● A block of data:

%%

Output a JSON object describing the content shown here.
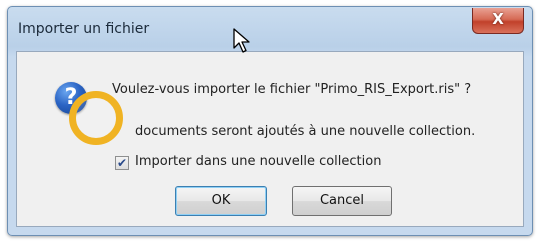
{
  "window": {
    "title": "Importer un fichier",
    "close_label": "X"
  },
  "dialog": {
    "icon": "question-icon",
    "question": "Voulez-vous importer le fichier \"Primo_RIS_Export.ris\" ?",
    "info": "documents seront ajoutés à une nouvelle collection.",
    "checkbox": {
      "label": "Importer dans une nouvelle collection",
      "checked": true
    },
    "buttons": {
      "ok": "OK",
      "cancel": "Cancel"
    }
  },
  "annotation": {
    "highlight_color": "#f0b323"
  }
}
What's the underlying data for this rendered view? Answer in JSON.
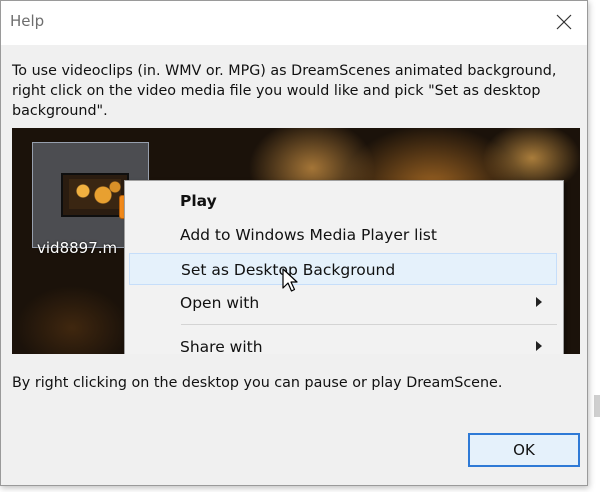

%%

● TASK REQUIREMENTS:
Each entry should be repeated exactly as it appears; the pictures stay out.

● EXERCISE SOLUTION:
Output a JSON object describing the content shown here.
{
  "window": {
    "title": "Importer un fichier",
    "close_label": "X"
  },
  "dialog": {
    "icon": "question-icon",
    "question": "Voulez-vous importer le fichier \"Primo_RIS_Export.ris\" ?",
    "info": "documents seront ajoutés à une nouvelle collection.",
    "checkbox": {
      "label": "Importer dans une nouvelle collection",
      "checked": true
    },
    "buttons": {
      "ok": "OK",
      "cancel": "Cancel"
    }
  },
  "annotation": {
    "highlight_color": "#f0b323"
  }
}
What's the underlying data for this rendered view? Answer in JSON.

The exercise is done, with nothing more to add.